START Records supplied

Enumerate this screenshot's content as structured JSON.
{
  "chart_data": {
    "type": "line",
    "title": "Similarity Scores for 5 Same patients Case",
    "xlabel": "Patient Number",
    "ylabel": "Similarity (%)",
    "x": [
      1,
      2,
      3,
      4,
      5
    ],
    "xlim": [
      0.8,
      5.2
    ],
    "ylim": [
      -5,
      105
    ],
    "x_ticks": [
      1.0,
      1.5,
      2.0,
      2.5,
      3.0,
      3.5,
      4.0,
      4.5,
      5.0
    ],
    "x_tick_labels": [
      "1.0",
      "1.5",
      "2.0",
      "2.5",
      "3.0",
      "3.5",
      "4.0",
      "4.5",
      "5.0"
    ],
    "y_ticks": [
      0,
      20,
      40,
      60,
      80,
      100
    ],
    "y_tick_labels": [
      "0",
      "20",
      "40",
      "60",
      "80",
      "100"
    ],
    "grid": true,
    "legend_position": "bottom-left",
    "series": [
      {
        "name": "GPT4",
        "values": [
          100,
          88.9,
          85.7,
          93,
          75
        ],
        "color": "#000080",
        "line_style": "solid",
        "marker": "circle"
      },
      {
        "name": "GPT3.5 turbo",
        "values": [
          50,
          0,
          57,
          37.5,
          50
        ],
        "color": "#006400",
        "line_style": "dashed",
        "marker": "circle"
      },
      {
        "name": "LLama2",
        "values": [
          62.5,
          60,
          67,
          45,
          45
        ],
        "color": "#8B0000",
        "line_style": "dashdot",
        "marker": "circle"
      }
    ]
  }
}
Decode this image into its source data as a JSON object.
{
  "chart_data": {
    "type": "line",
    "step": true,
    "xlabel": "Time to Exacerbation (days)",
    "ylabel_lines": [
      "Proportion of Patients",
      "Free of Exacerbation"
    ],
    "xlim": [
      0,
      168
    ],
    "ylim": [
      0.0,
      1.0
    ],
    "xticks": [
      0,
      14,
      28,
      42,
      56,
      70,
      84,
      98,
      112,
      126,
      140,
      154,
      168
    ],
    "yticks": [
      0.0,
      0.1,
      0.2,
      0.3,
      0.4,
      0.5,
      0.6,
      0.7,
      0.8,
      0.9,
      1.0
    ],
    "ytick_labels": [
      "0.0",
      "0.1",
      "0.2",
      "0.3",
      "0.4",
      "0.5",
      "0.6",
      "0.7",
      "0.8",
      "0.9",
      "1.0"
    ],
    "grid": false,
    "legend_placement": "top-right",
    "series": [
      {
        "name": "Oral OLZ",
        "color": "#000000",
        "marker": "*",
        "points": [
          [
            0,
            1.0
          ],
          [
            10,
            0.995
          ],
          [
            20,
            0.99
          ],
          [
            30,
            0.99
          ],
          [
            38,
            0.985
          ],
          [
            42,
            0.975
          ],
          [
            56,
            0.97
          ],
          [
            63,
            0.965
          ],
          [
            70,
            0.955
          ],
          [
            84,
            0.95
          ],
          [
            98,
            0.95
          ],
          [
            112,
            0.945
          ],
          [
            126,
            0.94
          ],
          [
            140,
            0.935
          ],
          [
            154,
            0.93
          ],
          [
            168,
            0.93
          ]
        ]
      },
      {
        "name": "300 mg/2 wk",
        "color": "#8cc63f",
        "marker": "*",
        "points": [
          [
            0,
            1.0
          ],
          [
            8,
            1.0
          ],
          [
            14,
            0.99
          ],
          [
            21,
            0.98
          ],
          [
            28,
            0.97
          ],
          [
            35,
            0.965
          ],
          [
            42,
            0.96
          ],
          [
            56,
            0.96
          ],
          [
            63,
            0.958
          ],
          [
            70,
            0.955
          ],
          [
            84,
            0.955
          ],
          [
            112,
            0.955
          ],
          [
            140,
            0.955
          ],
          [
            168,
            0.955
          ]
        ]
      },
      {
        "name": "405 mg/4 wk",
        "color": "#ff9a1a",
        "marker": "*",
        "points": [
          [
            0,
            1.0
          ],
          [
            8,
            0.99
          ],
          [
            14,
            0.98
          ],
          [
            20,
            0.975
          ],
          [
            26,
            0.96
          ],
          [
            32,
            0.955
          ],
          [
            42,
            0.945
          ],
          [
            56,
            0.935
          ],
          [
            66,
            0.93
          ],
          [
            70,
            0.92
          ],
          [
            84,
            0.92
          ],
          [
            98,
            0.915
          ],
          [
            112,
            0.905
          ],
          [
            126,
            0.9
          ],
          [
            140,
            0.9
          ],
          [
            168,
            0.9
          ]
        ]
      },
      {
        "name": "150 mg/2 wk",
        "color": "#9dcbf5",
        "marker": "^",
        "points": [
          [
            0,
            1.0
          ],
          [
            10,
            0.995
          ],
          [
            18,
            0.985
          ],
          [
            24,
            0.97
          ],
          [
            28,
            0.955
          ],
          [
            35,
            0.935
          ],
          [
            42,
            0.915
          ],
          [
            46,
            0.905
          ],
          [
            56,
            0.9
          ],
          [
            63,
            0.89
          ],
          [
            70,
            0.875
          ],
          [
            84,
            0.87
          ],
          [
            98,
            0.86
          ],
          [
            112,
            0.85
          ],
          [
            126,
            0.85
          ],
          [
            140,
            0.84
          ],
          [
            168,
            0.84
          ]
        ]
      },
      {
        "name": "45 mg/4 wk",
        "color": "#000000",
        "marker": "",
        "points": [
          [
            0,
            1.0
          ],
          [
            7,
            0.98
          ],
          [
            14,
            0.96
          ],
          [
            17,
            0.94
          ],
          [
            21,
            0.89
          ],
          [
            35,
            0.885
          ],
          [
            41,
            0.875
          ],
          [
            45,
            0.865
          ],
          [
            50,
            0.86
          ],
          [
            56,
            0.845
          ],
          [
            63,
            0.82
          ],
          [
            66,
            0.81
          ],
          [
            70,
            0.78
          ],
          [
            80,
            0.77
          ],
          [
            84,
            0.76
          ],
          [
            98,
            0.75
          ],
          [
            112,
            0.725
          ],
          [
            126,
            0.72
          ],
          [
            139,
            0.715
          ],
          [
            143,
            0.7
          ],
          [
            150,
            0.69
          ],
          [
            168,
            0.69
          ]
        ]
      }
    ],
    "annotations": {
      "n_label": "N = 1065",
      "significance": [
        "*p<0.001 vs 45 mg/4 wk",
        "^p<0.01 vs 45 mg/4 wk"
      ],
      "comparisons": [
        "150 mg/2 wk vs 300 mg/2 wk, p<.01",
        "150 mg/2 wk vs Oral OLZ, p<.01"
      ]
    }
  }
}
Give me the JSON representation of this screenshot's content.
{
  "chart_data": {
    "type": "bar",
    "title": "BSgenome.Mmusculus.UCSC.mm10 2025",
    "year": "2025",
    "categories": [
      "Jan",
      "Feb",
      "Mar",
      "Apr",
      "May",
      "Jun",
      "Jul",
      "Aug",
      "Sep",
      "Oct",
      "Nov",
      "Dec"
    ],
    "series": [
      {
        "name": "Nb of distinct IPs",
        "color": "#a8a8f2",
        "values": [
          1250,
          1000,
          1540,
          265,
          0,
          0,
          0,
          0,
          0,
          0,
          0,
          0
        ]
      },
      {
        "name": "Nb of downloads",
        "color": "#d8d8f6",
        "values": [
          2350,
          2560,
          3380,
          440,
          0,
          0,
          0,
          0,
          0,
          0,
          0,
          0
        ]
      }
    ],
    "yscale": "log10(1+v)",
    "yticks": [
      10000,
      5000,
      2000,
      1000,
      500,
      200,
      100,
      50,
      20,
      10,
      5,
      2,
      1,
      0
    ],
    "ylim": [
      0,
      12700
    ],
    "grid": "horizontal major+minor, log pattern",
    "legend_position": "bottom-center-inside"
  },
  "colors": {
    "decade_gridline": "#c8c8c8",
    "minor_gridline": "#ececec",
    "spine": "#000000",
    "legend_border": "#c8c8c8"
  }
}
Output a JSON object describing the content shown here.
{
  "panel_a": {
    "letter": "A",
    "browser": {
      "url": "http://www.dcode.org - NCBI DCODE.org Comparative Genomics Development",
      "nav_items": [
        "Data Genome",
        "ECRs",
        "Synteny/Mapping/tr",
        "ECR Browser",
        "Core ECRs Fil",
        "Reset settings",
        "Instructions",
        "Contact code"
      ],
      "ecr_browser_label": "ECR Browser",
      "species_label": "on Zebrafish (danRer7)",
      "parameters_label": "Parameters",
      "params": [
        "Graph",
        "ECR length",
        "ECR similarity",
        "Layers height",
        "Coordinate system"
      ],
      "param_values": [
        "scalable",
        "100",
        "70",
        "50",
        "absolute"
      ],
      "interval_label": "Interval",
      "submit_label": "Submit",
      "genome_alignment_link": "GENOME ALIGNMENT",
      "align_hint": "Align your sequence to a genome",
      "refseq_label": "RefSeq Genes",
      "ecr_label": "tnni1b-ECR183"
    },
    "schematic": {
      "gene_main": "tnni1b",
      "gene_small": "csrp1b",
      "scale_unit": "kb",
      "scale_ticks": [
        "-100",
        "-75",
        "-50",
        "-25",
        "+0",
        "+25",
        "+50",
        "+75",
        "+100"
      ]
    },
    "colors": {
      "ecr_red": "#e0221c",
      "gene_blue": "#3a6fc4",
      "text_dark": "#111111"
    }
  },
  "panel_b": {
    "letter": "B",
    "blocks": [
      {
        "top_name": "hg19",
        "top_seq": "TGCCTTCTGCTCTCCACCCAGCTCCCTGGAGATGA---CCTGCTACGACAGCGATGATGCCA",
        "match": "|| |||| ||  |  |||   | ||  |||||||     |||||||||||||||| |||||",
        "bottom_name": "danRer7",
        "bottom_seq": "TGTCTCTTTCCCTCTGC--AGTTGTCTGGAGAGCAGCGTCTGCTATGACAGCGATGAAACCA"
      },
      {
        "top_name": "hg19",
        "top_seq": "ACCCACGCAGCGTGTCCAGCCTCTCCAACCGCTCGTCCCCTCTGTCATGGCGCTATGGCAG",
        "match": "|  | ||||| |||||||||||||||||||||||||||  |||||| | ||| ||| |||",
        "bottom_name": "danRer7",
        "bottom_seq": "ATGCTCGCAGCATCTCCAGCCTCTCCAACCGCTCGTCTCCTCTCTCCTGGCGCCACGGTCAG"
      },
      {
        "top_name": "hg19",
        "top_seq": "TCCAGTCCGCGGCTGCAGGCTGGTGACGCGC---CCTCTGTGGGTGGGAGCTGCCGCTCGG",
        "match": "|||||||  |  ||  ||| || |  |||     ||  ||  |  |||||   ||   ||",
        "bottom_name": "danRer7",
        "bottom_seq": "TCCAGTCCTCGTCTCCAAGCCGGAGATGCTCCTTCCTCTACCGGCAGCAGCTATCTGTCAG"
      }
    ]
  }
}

END Records supplied

_Work request_:
Would you count the lines in the data that include the word "object" and reply with only the number?

_Expected output_:
2